**GIVEN PROBLEM**
Omit every picture and output the rest of the records exactly as they are.

BEGIN DATA IN THIS EXERCISE

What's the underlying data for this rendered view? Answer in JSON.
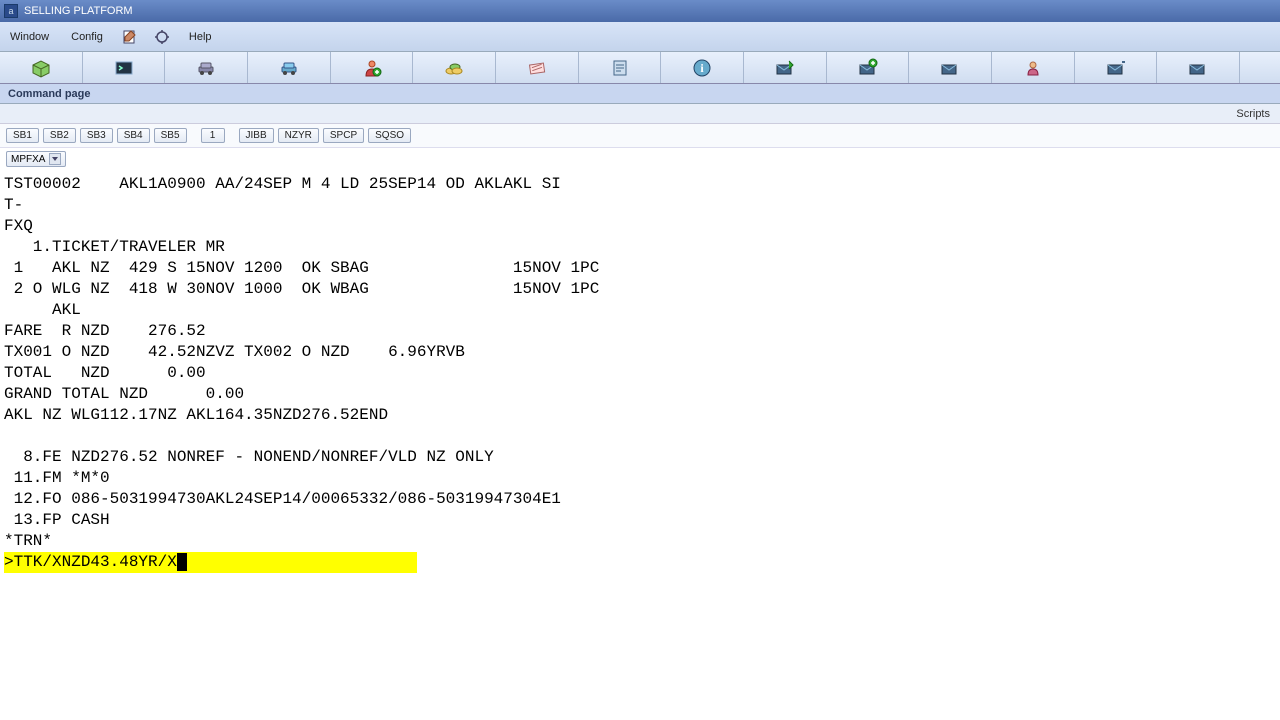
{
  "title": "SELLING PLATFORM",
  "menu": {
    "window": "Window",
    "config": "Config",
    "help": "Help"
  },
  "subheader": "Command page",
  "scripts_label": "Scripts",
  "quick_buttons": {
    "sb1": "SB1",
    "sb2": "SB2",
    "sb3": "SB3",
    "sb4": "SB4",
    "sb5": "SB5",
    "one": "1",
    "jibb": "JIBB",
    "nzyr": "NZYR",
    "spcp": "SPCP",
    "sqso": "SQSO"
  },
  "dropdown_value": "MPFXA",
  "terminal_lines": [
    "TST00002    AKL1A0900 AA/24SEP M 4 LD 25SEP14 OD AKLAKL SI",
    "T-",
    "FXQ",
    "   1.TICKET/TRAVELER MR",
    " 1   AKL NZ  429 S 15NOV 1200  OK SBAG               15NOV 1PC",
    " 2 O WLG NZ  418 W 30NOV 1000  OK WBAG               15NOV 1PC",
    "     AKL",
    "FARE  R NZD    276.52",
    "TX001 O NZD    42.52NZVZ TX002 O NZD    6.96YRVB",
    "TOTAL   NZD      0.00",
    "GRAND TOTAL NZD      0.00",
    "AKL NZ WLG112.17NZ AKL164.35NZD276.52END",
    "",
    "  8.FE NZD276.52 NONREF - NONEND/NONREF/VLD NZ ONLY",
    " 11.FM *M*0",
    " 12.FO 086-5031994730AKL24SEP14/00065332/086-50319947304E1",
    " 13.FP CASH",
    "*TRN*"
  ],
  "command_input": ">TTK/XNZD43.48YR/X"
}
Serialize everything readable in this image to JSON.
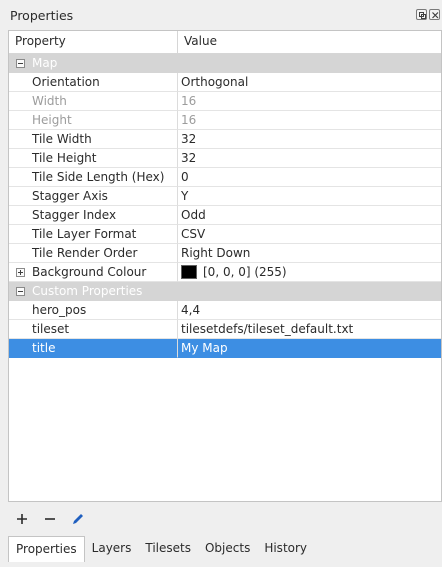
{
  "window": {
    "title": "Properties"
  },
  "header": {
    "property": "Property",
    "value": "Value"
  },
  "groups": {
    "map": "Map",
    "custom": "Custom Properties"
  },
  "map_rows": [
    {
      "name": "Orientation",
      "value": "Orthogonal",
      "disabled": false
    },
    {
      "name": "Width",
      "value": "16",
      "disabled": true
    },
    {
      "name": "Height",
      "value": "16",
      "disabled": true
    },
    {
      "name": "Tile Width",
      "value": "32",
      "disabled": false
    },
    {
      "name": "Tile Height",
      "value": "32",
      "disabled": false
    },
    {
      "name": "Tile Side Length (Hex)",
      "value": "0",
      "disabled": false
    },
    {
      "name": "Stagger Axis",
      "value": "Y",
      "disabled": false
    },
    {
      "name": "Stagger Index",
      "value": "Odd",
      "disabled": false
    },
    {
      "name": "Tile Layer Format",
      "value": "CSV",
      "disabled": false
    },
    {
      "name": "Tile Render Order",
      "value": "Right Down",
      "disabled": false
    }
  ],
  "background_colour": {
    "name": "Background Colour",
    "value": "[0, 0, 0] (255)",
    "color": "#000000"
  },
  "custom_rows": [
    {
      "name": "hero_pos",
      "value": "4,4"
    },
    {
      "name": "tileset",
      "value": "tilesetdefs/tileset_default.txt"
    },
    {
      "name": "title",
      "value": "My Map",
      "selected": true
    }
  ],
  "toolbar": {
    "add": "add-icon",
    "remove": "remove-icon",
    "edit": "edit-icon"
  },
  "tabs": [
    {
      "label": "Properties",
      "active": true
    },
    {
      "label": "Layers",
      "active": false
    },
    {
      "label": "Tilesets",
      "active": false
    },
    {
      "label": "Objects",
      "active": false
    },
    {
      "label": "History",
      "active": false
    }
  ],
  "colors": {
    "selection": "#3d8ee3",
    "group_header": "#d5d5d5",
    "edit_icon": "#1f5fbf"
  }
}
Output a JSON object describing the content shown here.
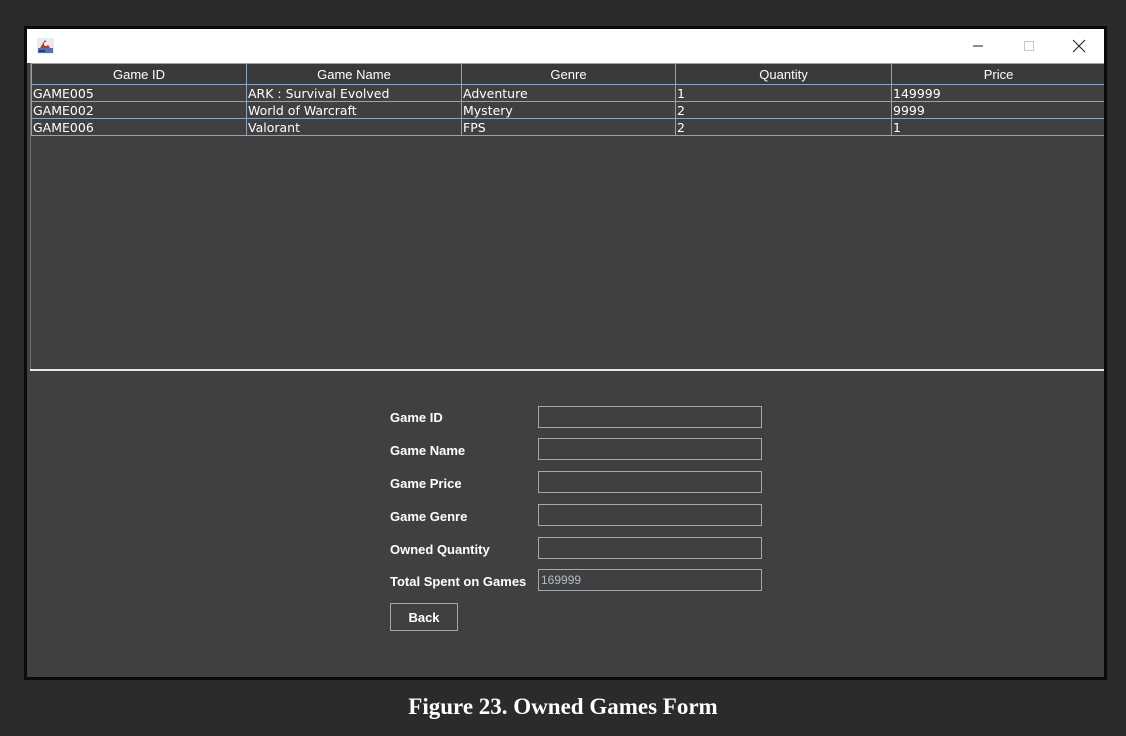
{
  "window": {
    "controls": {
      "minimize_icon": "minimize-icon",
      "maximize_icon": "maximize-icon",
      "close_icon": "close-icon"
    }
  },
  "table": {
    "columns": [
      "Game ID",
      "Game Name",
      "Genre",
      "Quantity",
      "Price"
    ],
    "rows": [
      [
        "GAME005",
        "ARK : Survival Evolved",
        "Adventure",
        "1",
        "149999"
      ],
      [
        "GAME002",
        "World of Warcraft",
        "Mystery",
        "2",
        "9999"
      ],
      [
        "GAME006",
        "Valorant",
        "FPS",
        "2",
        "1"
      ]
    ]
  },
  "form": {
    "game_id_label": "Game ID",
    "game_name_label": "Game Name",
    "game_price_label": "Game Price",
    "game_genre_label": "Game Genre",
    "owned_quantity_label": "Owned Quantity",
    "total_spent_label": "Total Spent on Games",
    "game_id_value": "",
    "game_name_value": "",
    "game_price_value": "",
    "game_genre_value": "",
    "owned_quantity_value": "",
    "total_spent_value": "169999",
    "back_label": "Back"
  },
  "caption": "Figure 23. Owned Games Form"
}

END DATA IN THIS EXERCISE

**ANSWER TO THE TASK**
What's the underlying data for this rendered view? Answer in JSON.
{
  "title": "SELLING PLATFORM",
  "menu": {
    "window": "Window",
    "config": "Config",
    "help": "Help"
  },
  "subheader": "Command page",
  "scripts_label": "Scripts",
  "quick_buttons": {
    "sb1": "SB1",
    "sb2": "SB2",
    "sb3": "SB3",
    "sb4": "SB4",
    "sb5": "SB5",
    "one": "1",
    "jibb": "JIBB",
    "nzyr": "NZYR",
    "spcp": "SPCP",
    "sqso": "SQSO"
  },
  "dropdown_value": "MPFXA",
  "terminal_lines": [
    "TST00002    AKL1A0900 AA/24SEP M 4 LD 25SEP14 OD AKLAKL SI",
    "T-",
    "FXQ",
    "   1.TICKET/TRAVELER MR",
    " 1   AKL NZ  429 S 15NOV 1200  OK SBAG               15NOV 1PC",
    " 2 O WLG NZ  418 W 30NOV 1000  OK WBAG               15NOV 1PC",
    "     AKL",
    "FARE  R NZD    276.52",
    "TX001 O NZD    42.52NZVZ TX002 O NZD    6.96YRVB",
    "TOTAL   NZD      0.00",
    "GRAND TOTAL NZD      0.00",
    "AKL NZ WLG112.17NZ AKL164.35NZD276.52END",
    "",
    "  8.FE NZD276.52 NONREF - NONEND/NONREF/VLD NZ ONLY",
    " 11.FM *M*0",
    " 12.FO 086-5031994730AKL24SEP14/00065332/086-50319947304E1",
    " 13.FP CASH",
    "*TRN*"
  ],
  "command_input": ">TTK/XNZD43.48YR/X"
}
Serialize everything readable in this image to JSON.
{
  "window": {
    "title": "Properties"
  },
  "header": {
    "property": "Property",
    "value": "Value"
  },
  "groups": {
    "map": "Map",
    "custom": "Custom Properties"
  },
  "map_rows": [
    {
      "name": "Orientation",
      "value": "Orthogonal",
      "disabled": false
    },
    {
      "name": "Width",
      "value": "16",
      "disabled": true
    },
    {
      "name": "Height",
      "value": "16",
      "disabled": true
    },
    {
      "name": "Tile Width",
      "value": "32",
      "disabled": false
    },
    {
      "name": "Tile Height",
      "value": "32",
      "disabled": false
    },
    {
      "name": "Tile Side Length (Hex)",
      "value": "0",
      "disabled": false
    },
    {
      "name": "Stagger Axis",
      "value": "Y",
      "disabled": false
    },
    {
      "name": "Stagger Index",
      "value": "Odd",
      "disabled": false
    },
    {
      "name": "Tile Layer Format",
      "value": "CSV",
      "disabled": false
    },
    {
      "name": "Tile Render Order",
      "value": "Right Down",
      "disabled": false
    }
  ],
  "background_colour": {
    "name": "Background Colour",
    "value": "[0, 0, 0] (255)",
    "color": "#000000"
  },
  "custom_rows": [
    {
      "name": "hero_pos",
      "value": "4,4"
    },
    {
      "name": "tileset",
      "value": "tilesetdefs/tileset_default.txt"
    },
    {
      "name": "title",
      "value": "My Map",
      "selected": true
    }
  ],
  "toolbar": {
    "add": "add-icon",
    "remove": "remove-icon",
    "edit": "edit-icon"
  },
  "tabs": [
    {
      "label": "Properties",
      "active": true
    },
    {
      "label": "Layers",
      "active": false
    },
    {
      "label": "Tilesets",
      "active": false
    },
    {
      "label": "Objects",
      "active": false
    },
    {
      "label": "History",
      "active": false
    }
  ],
  "colors": {
    "selection": "#3d8ee3",
    "group_header": "#d5d5d5",
    "edit_icon": "#1f5fbf"
  }
}
Output a JSON object describing the content shown here.
{
  "window": {
    "controls": {
      "minimize_icon": "minimize-icon",
      "maximize_icon": "maximize-icon",
      "close_icon": "close-icon"
    }
  },
  "table": {
    "columns": [
      "Game ID",
      "Game Name",
      "Genre",
      "Quantity",
      "Price"
    ],
    "rows": [
      [
        "GAME005",
        "ARK : Survival Evolved",
        "Adventure",
        "1",
        "149999"
      ],
      [
        "GAME002",
        "World of Warcraft",
        "Mystery",
        "2",
        "9999"
      ],
      [
        "GAME006",
        "Valorant",
        "FPS",
        "2",
        "1"
      ]
    ]
  },
  "form": {
    "game_id_label": "Game ID",
    "game_name_label": "Game Name",
    "game_price_label": "Game Price",
    "game_genre_label": "Game Genre",
    "owned_quantity_label": "Owned Quantity",
    "total_spent_label": "Total Spent on Games",
    "game_id_value": "",
    "game_name_value": "",
    "game_price_value": "",
    "game_genre_value": "",
    "owned_quantity_value": "",
    "total_spent_value": "169999",
    "back_label": "Back"
  },
  "caption": "Figure 23. Owned Games Form"
}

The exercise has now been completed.